───── Data shown ─────

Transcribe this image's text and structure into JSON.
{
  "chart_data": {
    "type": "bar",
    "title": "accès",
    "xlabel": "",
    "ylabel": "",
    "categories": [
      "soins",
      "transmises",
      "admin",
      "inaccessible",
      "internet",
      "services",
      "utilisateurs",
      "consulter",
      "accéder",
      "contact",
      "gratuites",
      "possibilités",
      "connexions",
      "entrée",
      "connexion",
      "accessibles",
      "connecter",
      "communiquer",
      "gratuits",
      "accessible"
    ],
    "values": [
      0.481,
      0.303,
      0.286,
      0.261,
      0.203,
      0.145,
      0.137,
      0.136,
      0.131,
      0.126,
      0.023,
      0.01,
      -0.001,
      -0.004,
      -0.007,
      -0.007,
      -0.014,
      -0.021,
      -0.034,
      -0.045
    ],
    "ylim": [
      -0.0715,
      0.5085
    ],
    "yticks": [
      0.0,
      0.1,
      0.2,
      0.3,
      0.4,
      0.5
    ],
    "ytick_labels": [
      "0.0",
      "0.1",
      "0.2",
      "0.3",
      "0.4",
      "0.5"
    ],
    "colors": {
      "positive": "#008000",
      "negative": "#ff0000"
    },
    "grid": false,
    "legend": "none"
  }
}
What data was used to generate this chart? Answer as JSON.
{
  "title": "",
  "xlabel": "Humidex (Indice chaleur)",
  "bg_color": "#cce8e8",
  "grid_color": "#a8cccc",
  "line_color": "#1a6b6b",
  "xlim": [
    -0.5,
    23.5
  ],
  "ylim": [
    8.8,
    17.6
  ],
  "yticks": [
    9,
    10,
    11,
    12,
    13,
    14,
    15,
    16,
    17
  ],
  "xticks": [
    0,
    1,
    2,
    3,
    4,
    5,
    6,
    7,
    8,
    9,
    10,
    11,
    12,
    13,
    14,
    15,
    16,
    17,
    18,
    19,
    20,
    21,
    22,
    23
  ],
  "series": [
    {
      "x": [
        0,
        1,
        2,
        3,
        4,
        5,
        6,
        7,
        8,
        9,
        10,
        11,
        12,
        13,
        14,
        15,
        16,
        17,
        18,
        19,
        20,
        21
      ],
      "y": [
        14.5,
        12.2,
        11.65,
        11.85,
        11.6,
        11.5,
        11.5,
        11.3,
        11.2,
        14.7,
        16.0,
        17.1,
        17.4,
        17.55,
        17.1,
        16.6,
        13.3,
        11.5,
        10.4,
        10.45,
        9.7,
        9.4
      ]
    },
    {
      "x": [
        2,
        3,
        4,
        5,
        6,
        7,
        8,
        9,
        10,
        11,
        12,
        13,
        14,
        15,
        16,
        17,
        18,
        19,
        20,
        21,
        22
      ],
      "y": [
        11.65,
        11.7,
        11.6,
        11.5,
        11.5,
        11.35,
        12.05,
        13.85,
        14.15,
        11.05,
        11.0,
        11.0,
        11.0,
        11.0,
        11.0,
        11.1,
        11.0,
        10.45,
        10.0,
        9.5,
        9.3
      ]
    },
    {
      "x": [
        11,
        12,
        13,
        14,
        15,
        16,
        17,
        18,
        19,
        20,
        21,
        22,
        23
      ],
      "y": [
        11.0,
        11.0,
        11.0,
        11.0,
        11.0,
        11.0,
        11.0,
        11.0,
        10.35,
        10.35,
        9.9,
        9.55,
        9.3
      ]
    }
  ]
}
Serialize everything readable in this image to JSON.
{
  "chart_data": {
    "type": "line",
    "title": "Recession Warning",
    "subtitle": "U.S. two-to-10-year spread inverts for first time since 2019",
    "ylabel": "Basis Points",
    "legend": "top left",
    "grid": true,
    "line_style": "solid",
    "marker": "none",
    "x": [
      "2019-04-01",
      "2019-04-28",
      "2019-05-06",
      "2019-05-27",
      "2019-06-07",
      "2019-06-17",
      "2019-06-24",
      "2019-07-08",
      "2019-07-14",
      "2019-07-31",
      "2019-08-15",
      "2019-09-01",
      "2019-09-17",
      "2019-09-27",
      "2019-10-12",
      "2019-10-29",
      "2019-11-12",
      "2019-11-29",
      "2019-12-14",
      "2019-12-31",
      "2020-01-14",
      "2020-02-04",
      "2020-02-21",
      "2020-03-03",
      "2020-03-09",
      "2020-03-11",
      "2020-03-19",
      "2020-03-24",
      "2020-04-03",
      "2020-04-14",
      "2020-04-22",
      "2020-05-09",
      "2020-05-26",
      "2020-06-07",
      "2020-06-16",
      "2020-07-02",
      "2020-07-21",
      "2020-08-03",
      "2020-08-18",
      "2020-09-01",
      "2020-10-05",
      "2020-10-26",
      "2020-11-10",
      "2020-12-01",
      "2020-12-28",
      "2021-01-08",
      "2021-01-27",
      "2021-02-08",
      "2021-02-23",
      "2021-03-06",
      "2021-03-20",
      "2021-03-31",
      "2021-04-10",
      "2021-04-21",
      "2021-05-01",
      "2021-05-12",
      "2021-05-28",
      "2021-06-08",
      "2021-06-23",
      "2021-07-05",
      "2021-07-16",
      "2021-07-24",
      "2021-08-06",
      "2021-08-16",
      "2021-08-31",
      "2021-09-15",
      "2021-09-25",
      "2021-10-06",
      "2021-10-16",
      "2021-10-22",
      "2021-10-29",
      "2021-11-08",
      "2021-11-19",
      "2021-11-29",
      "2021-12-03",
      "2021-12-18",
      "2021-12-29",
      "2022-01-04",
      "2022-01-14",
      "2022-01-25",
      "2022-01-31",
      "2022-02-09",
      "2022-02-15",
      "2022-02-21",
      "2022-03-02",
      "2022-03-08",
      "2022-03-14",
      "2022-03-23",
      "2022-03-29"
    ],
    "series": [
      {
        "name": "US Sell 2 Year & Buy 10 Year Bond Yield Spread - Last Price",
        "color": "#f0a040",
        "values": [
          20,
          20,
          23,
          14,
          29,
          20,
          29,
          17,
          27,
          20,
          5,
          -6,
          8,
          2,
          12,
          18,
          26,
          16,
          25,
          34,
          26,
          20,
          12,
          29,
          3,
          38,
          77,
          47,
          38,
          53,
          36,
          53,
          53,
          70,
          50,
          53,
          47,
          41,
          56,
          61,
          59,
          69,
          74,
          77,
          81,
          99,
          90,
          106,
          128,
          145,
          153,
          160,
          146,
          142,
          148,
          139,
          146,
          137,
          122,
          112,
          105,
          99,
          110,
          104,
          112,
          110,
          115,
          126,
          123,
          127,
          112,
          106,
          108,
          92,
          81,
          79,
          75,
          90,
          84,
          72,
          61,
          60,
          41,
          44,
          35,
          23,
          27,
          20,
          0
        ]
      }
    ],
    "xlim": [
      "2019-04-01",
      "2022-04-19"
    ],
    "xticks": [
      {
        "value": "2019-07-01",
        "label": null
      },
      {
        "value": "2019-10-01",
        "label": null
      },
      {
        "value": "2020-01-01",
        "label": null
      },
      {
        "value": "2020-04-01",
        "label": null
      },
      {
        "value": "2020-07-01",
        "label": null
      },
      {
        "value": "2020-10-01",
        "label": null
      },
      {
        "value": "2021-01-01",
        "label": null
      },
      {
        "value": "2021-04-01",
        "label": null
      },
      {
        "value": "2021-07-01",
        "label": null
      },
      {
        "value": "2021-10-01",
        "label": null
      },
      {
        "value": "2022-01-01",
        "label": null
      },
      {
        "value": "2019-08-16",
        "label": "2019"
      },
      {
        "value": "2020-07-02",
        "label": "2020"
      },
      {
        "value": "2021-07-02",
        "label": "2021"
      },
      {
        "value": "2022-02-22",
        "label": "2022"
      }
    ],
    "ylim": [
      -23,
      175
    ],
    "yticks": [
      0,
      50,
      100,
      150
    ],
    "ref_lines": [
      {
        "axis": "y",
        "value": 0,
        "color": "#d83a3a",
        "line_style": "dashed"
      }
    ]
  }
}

─────

Aim:
From the entries above, extract every line where the word "JSON" appears.

Solution to this problem:
Transcribe this image's text and structure into JSON.
What data was used to generate this chart? Answer as JSON.
Serialize everything readable in this image to JSON.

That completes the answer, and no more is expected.